Dataset excerpts
###

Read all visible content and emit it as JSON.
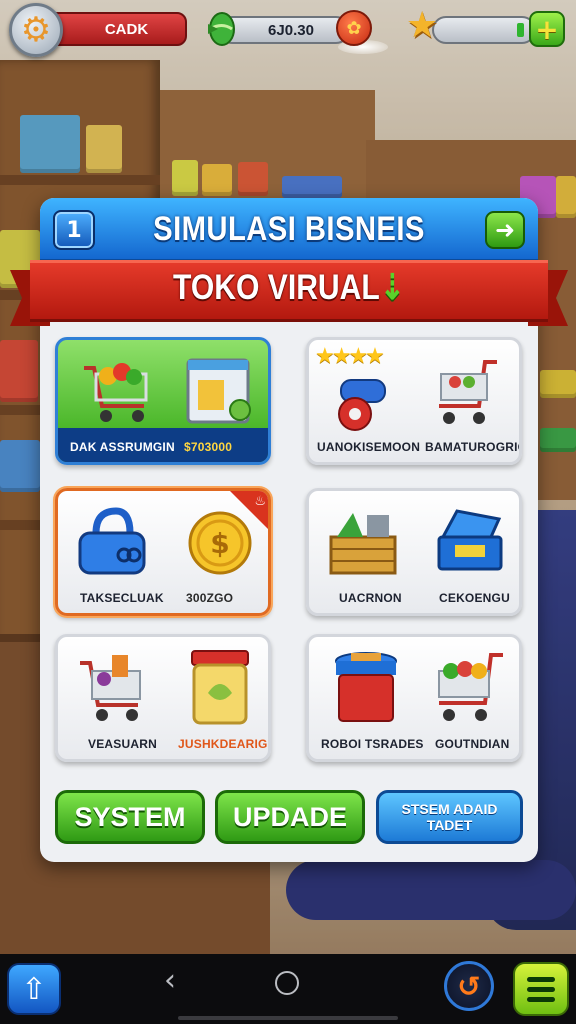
{
  "hud": {
    "player_name": "CADK",
    "money": "6J0.30",
    "icons": {
      "settings": "gear-icon",
      "money": "leaf-icon",
      "coin": "coin-icon",
      "level": "star-icon",
      "add": "plus-icon"
    },
    "xp_fill_fraction": 0.08
  },
  "panel": {
    "level": "1",
    "title": "SIMULASI BISNEIS",
    "subtitle": "TOKO VIRUAL",
    "next_icon": "chevron-right-icon"
  },
  "cards": [
    {
      "label": "DAK ASSRUMGIN",
      "price": "$703000",
      "icon": "shopping-cart-icon",
      "icon2": "register-box-icon",
      "style": "green"
    },
    {
      "label_left": "UANOKISEMOON",
      "label_right": "BAMATUROGRION",
      "rating": 4,
      "icon": "conveyor-roll-icon",
      "icon2": "shopping-cart-icon"
    },
    {
      "label": "TAKSECLUAK",
      "price": "300ZGO",
      "icon": "bag-icon",
      "icon2": "gold-coin-icon",
      "style": "orange",
      "badge": "fire-icon"
    },
    {
      "label_left": "UACRNON",
      "label_right": "CEKOENGU",
      "icon": "produce-crate-icon",
      "icon2": "cash-box-icon"
    },
    {
      "label_left": "VEASUARN",
      "label_right": "JUSHKDEARIGG",
      "icon": "shopping-cart-icon",
      "icon2": "jar-icon"
    },
    {
      "label_left": "ROBOI TSRADES",
      "label_right": "GOUTNDIAN",
      "icon": "storage-bin-icon",
      "icon2": "shopping-cart-icon"
    }
  ],
  "buttons": {
    "system": "SYSTEM",
    "update": "UPDADE",
    "extra_line1": "STSEM ADAID",
    "extra_line2": "TADET"
  },
  "navbar": {
    "icons": [
      "home-arrow-icon",
      "back-icon",
      "home-circle-icon",
      "refresh-icon",
      "menu-icon"
    ]
  },
  "colors": {
    "header_blue": "#1467cf",
    "ribbon_red": "#c8201a",
    "button_green": "#2f9a14",
    "button_blue": "#1d7ad6",
    "price_yellow": "#ffd640"
  }
}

###

# [Task description]
Copy the whole of the material above exactly, but not its images.

# [Solution for this task]
Read all visible content and emit it as JSON.
{
  "hud": {
    "player_name": "CADK",
    "money": "6J0.30",
    "icons": {
      "settings": "gear-icon",
      "money": "leaf-icon",
      "coin": "coin-icon",
      "level": "star-icon",
      "add": "plus-icon"
    },
    "xp_fill_fraction": 0.08
  },
  "panel": {
    "level": "1",
    "title": "SIMULASI BISNEIS",
    "subtitle": "TOKO VIRUAL",
    "next_icon": "chevron-right-icon"
  },
  "cards": [
    {
      "label": "DAK ASSRUMGIN",
      "price": "$703000",
      "icon": "shopping-cart-icon",
      "icon2": "register-box-icon",
      "style": "green"
    },
    {
      "label_left": "UANOKISEMOON",
      "label_right": "BAMATUROGRION",
      "rating": 4,
      "icon": "conveyor-roll-icon",
      "icon2": "shopping-cart-icon"
    },
    {
      "label": "TAKSECLUAK",
      "price": "300ZGO",
      "icon": "bag-icon",
      "icon2": "gold-coin-icon",
      "style": "orange",
      "badge": "fire-icon"
    },
    {
      "label_left": "UACRNON",
      "label_right": "CEKOENGU",
      "icon": "produce-crate-icon",
      "icon2": "cash-box-icon"
    },
    {
      "label_left": "VEASUARN",
      "label_right": "JUSHKDEARIGG",
      "icon": "shopping-cart-icon",
      "icon2": "jar-icon"
    },
    {
      "label_left": "ROBOI TSRADES",
      "label_right": "GOUTNDIAN",
      "icon": "storage-bin-icon",
      "icon2": "shopping-cart-icon"
    }
  ],
  "buttons": {
    "system": "SYSTEM",
    "update": "UPDADE",
    "extra_line1": "STSEM ADAID",
    "extra_line2": "TADET"
  },
  "navbar": {
    "icons": [
      "home-arrow-icon",
      "back-icon",
      "home-circle-icon",
      "refresh-icon",
      "menu-icon"
    ]
  },
  "colors": {
    "header_blue": "#1467cf",
    "ribbon_red": "#c8201a",
    "button_green": "#2f9a14",
    "button_blue": "#1d7ad6",
    "price_yellow": "#ffd640"
  }
}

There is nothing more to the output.